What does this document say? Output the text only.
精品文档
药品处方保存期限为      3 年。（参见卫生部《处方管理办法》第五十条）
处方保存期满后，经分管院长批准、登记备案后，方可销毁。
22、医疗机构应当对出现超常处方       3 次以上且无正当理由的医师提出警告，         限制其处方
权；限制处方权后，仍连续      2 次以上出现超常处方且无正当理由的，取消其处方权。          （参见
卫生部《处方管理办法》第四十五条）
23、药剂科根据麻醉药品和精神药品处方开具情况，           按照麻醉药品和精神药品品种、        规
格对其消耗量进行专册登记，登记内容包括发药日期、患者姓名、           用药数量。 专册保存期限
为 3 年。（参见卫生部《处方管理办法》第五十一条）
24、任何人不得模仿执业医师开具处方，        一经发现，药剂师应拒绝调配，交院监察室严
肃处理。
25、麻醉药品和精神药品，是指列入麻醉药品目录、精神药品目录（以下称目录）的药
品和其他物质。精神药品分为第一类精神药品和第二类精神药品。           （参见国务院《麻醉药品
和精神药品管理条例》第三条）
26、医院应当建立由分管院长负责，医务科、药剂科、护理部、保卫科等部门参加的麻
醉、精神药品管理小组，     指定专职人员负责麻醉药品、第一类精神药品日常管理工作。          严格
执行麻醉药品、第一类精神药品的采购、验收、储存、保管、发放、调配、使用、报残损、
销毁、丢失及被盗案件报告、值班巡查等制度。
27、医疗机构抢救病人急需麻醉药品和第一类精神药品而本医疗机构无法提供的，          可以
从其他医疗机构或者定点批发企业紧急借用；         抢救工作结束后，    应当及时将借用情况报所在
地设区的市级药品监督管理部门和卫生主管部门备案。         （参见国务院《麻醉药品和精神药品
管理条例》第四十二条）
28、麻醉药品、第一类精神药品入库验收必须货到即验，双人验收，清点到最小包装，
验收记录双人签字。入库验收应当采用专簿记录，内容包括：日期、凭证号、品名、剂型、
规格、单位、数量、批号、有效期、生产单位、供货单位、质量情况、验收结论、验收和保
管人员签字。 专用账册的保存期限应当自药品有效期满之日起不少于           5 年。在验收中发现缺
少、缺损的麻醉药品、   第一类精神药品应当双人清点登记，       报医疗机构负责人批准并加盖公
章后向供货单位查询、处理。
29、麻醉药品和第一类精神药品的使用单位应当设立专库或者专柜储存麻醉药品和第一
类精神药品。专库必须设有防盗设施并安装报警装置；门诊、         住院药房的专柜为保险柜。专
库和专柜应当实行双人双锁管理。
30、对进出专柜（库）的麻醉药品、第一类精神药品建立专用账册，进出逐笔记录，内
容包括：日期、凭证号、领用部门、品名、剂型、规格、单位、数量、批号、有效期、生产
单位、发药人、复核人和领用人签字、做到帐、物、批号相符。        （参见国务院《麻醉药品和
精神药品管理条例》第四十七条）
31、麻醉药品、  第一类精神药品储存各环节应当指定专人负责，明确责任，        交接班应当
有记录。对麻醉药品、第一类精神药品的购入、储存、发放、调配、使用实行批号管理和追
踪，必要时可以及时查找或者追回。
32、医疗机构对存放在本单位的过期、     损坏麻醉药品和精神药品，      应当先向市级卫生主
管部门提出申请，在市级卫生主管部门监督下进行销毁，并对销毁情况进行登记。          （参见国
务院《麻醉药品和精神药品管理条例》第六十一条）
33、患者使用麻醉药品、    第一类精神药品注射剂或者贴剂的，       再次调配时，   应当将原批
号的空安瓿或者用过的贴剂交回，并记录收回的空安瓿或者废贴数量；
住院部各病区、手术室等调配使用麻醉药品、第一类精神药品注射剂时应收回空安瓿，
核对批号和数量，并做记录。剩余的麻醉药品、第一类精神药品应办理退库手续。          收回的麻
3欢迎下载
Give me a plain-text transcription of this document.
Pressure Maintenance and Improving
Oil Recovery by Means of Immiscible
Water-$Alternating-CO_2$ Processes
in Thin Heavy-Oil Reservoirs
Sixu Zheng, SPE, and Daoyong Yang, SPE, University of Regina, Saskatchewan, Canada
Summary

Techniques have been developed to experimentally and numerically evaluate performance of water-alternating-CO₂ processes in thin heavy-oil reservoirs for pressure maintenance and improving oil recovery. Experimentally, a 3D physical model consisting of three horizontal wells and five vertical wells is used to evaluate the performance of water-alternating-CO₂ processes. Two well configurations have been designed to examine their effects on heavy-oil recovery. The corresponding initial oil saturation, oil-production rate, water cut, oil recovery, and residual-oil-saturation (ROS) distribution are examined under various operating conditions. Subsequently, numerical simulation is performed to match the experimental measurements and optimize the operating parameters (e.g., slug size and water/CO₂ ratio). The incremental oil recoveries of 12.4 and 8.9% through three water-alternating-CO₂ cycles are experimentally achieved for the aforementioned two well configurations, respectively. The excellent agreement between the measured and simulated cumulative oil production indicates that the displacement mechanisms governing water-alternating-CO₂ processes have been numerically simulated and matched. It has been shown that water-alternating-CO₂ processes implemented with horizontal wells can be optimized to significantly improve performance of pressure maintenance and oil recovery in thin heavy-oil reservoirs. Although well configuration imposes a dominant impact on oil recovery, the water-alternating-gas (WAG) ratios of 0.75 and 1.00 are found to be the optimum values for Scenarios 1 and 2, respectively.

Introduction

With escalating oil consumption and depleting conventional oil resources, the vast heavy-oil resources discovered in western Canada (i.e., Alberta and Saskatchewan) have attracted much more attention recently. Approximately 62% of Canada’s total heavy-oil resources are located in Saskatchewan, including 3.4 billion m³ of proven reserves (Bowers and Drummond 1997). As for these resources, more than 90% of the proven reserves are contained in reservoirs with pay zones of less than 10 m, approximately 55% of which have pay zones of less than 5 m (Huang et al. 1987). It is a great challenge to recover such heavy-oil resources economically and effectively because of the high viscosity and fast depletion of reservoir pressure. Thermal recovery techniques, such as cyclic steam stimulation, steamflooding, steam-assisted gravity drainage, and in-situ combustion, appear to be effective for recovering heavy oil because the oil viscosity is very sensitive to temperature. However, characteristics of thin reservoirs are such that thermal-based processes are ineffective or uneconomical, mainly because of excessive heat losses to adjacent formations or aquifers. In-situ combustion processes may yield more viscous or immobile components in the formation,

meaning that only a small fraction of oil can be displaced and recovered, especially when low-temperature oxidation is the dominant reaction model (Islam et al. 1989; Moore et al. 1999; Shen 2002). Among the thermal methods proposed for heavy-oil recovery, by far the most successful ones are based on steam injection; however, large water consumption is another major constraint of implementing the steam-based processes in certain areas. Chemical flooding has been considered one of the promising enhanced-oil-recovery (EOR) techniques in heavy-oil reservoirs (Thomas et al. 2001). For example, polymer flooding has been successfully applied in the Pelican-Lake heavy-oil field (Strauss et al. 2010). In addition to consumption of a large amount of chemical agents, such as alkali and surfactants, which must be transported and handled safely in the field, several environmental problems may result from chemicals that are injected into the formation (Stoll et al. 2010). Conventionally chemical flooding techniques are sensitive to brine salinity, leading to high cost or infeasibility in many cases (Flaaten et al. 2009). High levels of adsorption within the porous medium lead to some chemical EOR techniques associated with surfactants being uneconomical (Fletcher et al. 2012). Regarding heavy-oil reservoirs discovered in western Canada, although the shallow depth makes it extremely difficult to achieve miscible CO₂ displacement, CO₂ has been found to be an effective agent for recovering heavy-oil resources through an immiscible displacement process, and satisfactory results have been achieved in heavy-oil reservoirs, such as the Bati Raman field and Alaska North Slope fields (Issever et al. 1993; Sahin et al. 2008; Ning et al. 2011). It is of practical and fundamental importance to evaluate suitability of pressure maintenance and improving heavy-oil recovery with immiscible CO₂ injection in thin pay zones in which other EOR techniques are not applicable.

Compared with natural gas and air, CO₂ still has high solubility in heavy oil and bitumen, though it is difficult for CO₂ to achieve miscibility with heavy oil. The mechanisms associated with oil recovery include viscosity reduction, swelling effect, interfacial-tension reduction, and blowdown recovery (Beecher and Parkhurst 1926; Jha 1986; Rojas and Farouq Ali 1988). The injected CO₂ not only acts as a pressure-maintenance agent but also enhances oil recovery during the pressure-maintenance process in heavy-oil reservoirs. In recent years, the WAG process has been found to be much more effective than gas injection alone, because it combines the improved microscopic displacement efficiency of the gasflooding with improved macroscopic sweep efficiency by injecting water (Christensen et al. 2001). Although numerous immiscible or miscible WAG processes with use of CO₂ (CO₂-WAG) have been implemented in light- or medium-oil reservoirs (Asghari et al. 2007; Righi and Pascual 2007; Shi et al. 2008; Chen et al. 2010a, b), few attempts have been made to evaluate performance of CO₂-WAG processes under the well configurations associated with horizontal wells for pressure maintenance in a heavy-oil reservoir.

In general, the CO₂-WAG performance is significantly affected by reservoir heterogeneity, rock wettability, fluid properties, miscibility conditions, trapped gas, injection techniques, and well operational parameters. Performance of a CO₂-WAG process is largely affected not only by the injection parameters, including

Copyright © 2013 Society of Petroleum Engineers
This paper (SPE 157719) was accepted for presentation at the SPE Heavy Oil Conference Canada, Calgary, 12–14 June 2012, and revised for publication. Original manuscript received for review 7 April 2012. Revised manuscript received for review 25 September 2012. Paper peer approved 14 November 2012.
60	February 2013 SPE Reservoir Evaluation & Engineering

· · · · · · ·

● TASK: Going through the data, tally the lines containing "conditions" and report only the result.

● REPLY TO THE TASK: 2